*本文:*
数百人規模、リクルートのPdMはどんな組織で何をしている? ※以下、敬称略

――お二人のご経歴と業務を教えてください。

白川: 前職は化粧品メーカーでECサイトを運営していました。リクルートに転職したのは2017年で、当初は「SUUMO」のプロダクトデザイン室(以下:プロデザ)に配属されました。一時期はプロダクトマネジメント室(以下:プロマネ)とプロデザのグループマネジャーを兼務していましたが、現在は後者に絞っています。

小田: リクルートでは、世にいうプロダクトマネジメントを行う部がプロデザで、事業企画のようなお仕事をする部がプロマネなんです。

白川: そう、初見だと分かりにくいんですけど(笑)。小田さんは、前職ITコンサルタントだったんですよね?

小田: はい、大学時代に「自分で事業をつくりたい」と考え、多様な企業と協働できるコンサルタントを選びました。でも、徐々にプロダクトそのものについての知見を得たいと感じるようになって、17年にリクルートへ。当時はまだ新領域だった「ポンパレモール」「保険チャンネル」に配属され、以来、事業開発フェーズのプロダクトに携わっています。

――プロデザとはどのような組織で、どのように仕事を進めているのですか?

白川: リクルートのほぼ全てのプロダクトに関わる部門ですが、旅行や飲食、住まいといった事業ドメインで領域を分けており、PdMのほか2職種(デザインディレクター、クライアントサクセス)が各プロダクトにコミットしています。人数でいうと、PdMだけでも数百人規模になるかな。

小田: 領域は縦軸なんですが、そこに機能(役割)別に横軸でマーケティング組織やエンジニア組織もあります。PdMもこの横軸組織の1つで、例えばPdMが「こういうプロダクトをつくろう」といえば、横軸の組織と密に連携しながら開発を進めます。プロデザに所属するメンバーのバックグラウンドも、営業、デザイナー、SIerなどいろいろです。

*もとの情報:*

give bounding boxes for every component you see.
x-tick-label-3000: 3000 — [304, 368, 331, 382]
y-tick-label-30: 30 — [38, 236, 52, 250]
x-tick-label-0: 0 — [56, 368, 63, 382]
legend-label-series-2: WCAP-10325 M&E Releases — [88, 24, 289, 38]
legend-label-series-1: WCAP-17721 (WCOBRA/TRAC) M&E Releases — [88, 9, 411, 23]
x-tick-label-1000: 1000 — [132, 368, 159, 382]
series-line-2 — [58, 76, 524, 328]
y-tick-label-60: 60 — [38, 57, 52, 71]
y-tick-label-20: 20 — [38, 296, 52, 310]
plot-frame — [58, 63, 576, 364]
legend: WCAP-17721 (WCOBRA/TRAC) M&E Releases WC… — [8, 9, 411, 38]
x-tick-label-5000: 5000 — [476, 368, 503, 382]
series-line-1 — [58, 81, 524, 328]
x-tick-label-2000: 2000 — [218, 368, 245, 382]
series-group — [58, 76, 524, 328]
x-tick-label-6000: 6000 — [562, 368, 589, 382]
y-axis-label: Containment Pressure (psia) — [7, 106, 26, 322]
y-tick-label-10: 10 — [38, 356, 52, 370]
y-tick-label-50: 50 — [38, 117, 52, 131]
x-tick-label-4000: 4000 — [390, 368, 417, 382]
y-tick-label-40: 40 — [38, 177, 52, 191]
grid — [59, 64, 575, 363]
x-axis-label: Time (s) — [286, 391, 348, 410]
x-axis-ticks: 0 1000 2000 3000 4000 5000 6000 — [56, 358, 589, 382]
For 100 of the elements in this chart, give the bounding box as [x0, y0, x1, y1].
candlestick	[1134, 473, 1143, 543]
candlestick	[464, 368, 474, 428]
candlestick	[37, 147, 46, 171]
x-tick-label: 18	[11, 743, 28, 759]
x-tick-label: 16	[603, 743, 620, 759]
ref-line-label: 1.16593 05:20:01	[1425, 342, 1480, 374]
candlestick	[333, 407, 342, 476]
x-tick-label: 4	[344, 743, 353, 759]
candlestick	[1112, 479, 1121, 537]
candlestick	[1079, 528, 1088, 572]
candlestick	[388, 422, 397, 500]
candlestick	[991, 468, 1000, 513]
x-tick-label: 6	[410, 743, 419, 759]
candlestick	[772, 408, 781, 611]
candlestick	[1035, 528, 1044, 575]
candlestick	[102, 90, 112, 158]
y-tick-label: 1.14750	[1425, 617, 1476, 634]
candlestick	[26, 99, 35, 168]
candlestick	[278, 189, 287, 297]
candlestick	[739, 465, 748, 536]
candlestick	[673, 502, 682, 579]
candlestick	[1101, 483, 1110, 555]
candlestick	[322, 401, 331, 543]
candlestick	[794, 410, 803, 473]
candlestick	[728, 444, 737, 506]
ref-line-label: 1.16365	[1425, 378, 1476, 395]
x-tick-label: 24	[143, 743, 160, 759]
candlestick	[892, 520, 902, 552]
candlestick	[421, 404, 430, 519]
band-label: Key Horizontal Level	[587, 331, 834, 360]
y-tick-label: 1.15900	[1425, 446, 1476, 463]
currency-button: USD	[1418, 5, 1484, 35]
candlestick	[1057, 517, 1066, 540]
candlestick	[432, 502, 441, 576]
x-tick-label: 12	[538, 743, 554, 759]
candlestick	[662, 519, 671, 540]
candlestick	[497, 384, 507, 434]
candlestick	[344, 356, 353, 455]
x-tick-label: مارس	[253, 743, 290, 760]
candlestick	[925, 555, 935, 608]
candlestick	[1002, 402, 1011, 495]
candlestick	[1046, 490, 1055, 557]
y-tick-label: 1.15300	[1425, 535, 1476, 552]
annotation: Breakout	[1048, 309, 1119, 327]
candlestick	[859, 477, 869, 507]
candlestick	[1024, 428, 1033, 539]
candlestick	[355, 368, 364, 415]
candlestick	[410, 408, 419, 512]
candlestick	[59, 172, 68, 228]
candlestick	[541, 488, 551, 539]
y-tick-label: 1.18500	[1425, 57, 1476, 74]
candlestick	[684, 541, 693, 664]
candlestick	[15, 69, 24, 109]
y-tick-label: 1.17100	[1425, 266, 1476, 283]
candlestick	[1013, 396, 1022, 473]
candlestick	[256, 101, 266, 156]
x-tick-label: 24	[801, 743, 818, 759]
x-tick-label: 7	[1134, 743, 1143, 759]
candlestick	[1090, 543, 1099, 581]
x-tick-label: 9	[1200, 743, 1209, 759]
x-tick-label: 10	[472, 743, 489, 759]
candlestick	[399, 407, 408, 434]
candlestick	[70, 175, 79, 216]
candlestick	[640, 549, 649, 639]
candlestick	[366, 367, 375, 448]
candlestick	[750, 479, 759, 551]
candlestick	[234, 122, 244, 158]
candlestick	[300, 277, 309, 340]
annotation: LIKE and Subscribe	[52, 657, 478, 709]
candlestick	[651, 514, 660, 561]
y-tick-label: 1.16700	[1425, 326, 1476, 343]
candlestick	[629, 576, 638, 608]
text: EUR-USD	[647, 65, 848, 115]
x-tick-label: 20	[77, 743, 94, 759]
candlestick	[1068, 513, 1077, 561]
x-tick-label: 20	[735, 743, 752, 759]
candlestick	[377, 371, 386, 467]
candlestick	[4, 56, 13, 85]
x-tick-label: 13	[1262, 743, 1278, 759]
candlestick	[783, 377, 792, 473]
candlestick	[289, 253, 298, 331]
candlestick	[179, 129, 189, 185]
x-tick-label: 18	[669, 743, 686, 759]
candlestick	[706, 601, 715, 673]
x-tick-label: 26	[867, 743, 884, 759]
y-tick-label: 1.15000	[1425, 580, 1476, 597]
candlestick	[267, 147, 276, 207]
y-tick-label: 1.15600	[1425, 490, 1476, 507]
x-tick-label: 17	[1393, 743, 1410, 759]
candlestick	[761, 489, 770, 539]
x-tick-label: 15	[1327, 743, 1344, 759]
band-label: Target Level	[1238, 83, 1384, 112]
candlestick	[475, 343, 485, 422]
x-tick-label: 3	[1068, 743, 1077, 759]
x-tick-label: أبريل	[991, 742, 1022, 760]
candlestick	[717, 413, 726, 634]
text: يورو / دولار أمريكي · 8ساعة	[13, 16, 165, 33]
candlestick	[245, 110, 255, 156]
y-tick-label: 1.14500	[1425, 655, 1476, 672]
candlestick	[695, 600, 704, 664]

*課題のねらい:* リクルートのPdM組織についてのインタビュー本文を、小田さんの最後の発言のあとから、同じ対談の形で書き進めてください。

*課題への答え:*
PdMに必要な視点 プロダクトに関わるメンバーの価値を最大化するためには?

――部としての行動指針はありますか?

小田: 事業開発領域では「最速で最高のカスタマー体験をつくり、最大効果を追求する」ことをテーマに掲げています。一番入口のところからゴールを見据えた上で緻密な仮説設計を行い、具体的な推進を行うことが「最速」につながり、既存の何かを改善するのではなく180度違った発想を持つことが「最高」の体験を生む。こういった視点で、PDCAを回すスピードとプロダクト品質を両立することで「最大効果」を得る――これをうちの部では“最・最・最”と呼んでいます(笑)

白川: 新規事業を担う、事業開発領域ならではのスタイルですね。

小田: 新規事業には「見えていないこと」「分からないこと」が圧倒的に多いです。それを明瞭にした上で深掘りしながら仮説を立て、検証設計を固めてから前進する。それが、手戻りをなくすことにつながり、ゴールに到達する一番の近道になると思うんですよね。住まい領域はどうですか?

白川: マーケットが大きく、古い商習慣も多く残っている領域なので、「前提を疑う」ことを重視しています。例えばPdMとしてやりたいことがあったとき、過去事例に照らし合わせてメンバーが諦めちゃうようなことがままあって。だけど、都市伝説的に受け継がれているだけの習慣であることも多いんですよね。だから、今の事業フェーズを背景に「あるべきもの」「なくてもいいもの」をフラットに考えて、不足パーツを足していく。そんな考え方や行動を部の中では大事にしています。

小田: 白川さんも私も、「価値」にコミットするために行動指針を考えていると思うんですよ。そこが事業企画との違いですよね。カスタマーやクライアントなどユーザーにとっての「価値」とは?――を追求し、ソリューションとなるプロダクトを開発する。その価値の仮説が正しいのかを検証し、プロダクトを磨いていくのが役割というか。

白川: 以前、同業者の方が「エンジニアやデザイナーの生産性を最大化することが、PdMのミッションだ」と話していてなるほどなと思いました。小田さんがいう“最・最・最”はまさに、エンジニアやデザイナーの生産性を最大限に生かすための行動指針だと感じます。

小田: ユーザーに提供する価値を最大化するためにも、PdMがチームの目線を合わせたり、目指すゴールを明確にしたりすることが重要ですよね。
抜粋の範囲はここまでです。